• DIRECTION:
Every entry below must appear again, exactly as written.
═══ RECORDS SUPPLIED ═══
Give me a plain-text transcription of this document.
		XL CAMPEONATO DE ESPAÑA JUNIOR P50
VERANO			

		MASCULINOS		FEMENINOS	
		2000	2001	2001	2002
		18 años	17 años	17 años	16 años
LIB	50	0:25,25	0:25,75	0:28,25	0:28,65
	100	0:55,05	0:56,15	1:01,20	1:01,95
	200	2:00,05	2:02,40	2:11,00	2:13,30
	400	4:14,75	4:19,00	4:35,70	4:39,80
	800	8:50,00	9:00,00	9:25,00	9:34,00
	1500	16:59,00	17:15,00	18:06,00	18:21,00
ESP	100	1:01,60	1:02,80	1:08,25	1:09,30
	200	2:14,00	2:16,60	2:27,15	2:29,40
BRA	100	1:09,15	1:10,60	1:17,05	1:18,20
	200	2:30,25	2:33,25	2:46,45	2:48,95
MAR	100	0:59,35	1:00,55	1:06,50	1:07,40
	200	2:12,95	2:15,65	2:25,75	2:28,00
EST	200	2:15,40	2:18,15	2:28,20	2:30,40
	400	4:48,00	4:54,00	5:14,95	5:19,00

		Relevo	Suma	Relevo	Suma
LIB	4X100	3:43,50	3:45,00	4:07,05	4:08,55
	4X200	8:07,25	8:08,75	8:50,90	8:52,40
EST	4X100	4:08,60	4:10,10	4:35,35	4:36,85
═══
• EXERCISE RESPONSE:
Give me a plain-text transcription of this document.
		XL CAMPEONATO DE ESPAÑA JUNIOR P50
VERANO			

		MASCULINOS		FEMENINOS	
		2000	2001	2001	2002
		18 años	17 años	17 años	16 años
LIB	50	0:25,25	0:25,75	0:28,25	0:28,65
	100	0:55,05	0:56,15	1:01,20	1:01,95
	200	2:00,05	2:02,40	2:11,00	2:13,30
	400	4:14,75	4:19,00	4:35,70	4:39,80
	800	8:50,00	9:00,00	9:25,00	9:34,00
	1500	16:59,00	17:15,00	18:06,00	18:21,00
ESP	100	1:01,60	1:02,80	1:08,25	1:09,30
	200	2:14,00	2:16,60	2:27,15	2:29,40
BRA	100	1:09,15	1:10,60	1:17,05	1:18,20
	200	2:30,25	2:33,25	2:46,45	2:48,95
MAR	100	0:59,35	1:00,55	1:06,50	1:07,40
	200	2:12,95	2:15,65	2:25,75	2:28,00
EST	200	2:15,40	2:18,15	2:28,20	2:30,40
	400	4:48,00	4:54,00	5:14,95	5:19,00

		Relevo	Suma	Relevo	Suma
LIB	4X100	3:43,50	3:45,00	4:07,05	4:08,55
	4X200	8:07,25	8:08,75	8:50,90	8:52,40
EST	4X100	4:08,60	4:10,10	4:35,35	4:36,85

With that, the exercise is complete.